* BEGIN *
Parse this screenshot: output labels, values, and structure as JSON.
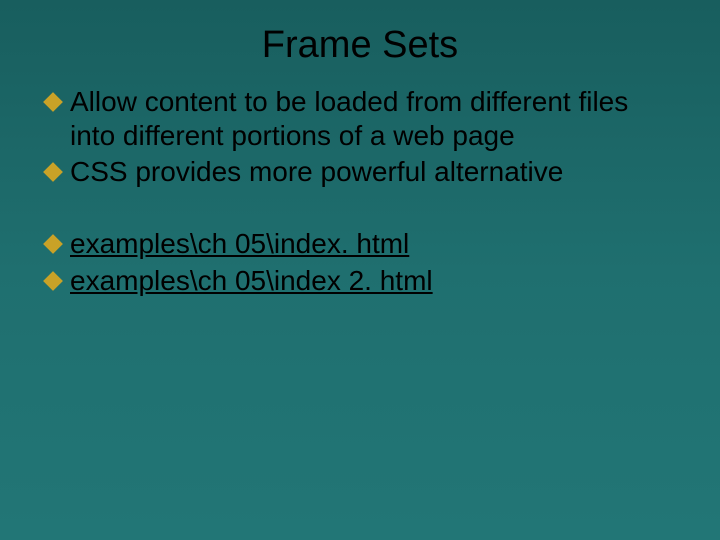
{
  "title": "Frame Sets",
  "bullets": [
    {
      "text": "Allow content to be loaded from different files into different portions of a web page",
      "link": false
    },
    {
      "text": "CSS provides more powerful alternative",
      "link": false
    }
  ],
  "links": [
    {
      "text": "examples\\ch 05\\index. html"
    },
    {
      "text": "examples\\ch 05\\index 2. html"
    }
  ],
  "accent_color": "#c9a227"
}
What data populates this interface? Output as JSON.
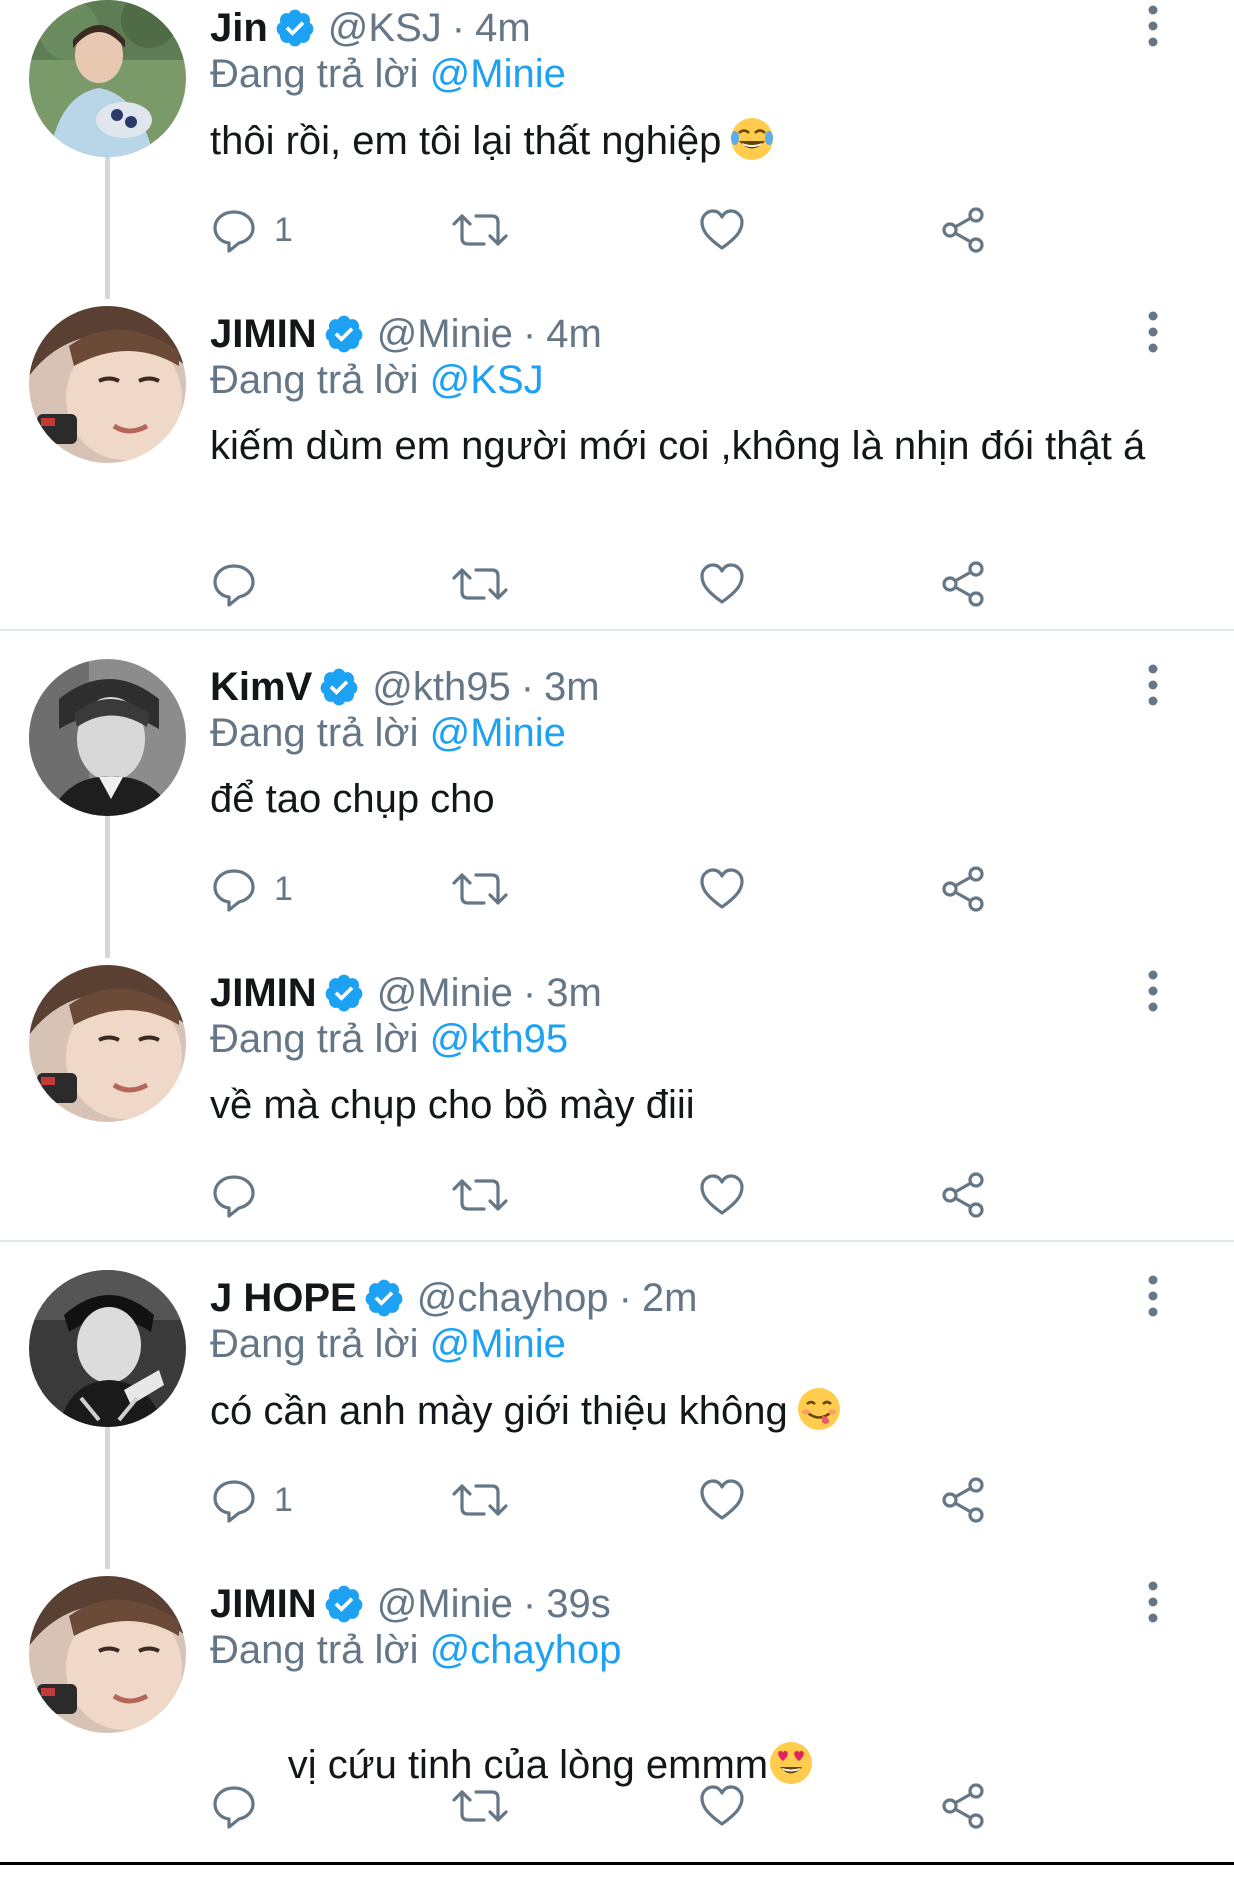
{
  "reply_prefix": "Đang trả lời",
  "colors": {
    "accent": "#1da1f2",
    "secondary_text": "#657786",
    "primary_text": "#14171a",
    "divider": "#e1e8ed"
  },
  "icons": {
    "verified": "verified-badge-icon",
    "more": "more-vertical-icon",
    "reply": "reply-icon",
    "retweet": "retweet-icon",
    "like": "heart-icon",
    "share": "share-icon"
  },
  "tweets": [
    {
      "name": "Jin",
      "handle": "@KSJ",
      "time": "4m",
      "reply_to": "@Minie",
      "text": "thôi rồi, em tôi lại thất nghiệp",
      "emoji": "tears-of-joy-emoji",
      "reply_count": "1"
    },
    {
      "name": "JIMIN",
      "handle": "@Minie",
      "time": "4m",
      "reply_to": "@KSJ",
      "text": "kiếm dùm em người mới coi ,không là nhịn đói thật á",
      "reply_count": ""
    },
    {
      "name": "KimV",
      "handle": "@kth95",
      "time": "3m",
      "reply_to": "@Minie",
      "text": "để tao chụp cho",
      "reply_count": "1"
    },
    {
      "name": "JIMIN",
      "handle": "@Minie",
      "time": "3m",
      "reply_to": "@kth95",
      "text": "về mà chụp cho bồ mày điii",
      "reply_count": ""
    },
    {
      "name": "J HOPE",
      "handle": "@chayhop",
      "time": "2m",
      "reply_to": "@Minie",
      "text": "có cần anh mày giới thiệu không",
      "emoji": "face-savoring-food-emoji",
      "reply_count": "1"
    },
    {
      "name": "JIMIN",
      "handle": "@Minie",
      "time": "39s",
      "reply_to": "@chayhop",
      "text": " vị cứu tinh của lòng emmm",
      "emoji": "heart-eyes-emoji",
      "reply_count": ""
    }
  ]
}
* END *
* BEGIN *
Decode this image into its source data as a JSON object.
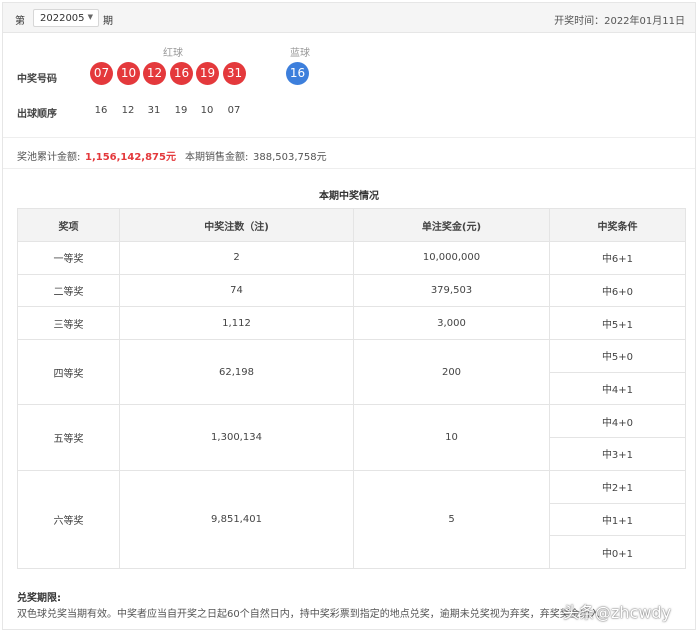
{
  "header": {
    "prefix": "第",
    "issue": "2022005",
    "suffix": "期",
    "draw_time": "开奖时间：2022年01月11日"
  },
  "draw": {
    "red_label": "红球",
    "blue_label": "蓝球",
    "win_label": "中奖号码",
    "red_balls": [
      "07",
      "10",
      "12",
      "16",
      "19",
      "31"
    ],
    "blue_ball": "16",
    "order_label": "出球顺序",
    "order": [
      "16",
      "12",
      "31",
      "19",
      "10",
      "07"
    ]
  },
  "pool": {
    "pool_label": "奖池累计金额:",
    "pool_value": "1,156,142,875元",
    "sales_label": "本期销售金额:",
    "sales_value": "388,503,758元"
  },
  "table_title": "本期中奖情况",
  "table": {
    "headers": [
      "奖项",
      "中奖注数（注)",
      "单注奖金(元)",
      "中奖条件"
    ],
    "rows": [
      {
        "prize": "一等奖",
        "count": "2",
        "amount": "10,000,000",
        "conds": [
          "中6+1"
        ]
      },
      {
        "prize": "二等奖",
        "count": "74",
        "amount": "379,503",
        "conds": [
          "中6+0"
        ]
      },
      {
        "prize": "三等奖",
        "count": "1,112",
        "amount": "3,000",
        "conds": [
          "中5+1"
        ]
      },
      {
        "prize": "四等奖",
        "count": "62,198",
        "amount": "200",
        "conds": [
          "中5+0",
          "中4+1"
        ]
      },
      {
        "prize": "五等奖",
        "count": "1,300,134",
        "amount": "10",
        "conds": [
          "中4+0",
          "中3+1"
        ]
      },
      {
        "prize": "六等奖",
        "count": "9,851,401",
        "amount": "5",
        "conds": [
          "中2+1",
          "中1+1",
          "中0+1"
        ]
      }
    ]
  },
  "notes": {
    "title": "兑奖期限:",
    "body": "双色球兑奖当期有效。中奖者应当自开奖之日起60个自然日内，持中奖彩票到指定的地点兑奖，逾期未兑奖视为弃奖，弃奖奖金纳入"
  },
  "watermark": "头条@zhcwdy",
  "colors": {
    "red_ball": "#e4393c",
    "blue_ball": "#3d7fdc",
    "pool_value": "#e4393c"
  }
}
* END *
* BEGIN *
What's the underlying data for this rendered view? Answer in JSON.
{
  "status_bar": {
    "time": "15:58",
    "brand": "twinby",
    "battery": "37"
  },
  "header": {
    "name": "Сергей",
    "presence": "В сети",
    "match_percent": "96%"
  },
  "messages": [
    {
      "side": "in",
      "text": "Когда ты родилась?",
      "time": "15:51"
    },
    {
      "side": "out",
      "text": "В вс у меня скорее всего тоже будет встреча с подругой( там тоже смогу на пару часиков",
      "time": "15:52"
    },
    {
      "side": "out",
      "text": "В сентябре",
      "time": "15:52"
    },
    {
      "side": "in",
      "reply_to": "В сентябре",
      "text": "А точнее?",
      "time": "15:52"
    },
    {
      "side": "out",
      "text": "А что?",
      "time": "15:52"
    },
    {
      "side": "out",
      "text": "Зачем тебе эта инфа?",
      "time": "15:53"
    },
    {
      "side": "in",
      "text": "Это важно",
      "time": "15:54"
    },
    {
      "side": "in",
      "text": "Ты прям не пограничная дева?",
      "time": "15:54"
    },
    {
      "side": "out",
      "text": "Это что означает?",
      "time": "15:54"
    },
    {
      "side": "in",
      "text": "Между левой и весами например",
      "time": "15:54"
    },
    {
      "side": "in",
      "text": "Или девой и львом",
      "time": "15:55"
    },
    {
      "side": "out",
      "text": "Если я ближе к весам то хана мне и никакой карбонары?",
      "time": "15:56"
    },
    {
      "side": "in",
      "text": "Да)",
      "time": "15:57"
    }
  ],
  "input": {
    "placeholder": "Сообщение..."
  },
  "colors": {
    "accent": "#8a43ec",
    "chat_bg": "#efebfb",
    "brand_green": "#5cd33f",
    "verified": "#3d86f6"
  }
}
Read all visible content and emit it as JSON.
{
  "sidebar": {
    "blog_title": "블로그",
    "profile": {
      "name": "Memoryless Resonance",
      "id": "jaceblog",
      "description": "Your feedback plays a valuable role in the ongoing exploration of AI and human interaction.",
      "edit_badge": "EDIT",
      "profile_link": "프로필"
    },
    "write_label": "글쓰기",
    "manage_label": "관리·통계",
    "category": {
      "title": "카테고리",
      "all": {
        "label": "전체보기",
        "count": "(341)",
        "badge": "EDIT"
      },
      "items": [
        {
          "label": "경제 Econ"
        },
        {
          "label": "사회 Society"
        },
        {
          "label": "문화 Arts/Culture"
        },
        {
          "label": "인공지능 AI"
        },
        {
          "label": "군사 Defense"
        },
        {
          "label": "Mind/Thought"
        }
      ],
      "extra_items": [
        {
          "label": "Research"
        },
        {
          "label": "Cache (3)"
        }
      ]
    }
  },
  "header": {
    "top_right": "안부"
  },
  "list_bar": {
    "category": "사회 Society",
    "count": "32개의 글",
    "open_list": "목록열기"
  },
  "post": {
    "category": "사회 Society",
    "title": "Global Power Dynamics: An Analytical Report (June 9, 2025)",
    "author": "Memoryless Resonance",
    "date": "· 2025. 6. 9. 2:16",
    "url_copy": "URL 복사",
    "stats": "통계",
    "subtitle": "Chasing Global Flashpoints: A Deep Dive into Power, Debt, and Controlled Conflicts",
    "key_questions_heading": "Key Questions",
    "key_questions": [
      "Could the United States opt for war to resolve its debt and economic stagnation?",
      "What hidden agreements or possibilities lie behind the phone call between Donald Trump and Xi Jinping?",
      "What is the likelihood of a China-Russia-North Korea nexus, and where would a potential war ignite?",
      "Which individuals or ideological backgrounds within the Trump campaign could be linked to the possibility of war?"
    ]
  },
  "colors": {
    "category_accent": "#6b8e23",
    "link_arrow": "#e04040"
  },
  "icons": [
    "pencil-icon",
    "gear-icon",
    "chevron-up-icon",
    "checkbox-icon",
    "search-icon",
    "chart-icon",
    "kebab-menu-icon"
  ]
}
* END *
### Written instruction
Going through the records above, state how many lines carry "data", with no other text.

### Reply to the exercise
3